Data for processing -
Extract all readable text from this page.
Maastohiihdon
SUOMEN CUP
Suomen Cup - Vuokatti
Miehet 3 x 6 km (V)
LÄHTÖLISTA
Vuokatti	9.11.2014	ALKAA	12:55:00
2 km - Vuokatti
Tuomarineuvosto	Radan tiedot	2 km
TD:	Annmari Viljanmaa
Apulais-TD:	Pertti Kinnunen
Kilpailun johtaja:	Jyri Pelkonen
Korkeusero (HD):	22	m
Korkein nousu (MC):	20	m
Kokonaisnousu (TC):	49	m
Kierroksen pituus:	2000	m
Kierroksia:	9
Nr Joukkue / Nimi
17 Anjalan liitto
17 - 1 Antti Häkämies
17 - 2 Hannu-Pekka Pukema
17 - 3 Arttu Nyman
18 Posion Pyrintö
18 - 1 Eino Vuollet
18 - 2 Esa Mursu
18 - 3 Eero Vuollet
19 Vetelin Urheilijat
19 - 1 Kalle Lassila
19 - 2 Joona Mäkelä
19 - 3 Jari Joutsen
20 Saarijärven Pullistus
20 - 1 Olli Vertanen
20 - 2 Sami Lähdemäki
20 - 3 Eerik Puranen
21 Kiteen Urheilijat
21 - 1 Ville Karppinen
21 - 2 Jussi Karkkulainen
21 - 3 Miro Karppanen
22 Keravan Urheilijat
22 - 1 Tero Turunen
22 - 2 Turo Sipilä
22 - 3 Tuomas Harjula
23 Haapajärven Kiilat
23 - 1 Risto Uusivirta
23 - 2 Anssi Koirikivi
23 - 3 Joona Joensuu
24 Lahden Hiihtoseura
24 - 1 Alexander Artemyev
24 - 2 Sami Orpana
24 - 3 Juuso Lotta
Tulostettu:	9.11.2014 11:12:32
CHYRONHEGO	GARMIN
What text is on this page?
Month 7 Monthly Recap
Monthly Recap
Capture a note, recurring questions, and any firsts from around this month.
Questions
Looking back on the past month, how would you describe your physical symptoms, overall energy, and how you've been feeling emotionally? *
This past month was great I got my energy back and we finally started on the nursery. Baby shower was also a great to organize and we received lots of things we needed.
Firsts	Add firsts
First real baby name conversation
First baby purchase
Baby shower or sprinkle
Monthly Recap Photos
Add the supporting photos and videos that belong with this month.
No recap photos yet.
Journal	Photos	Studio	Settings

Task instructions - Scan the lines for the string "Monthly". Pick out every line that has it.

Response to this task -
Month 7 Monthly Recap
Monthly Recap
Monthly Recap Photos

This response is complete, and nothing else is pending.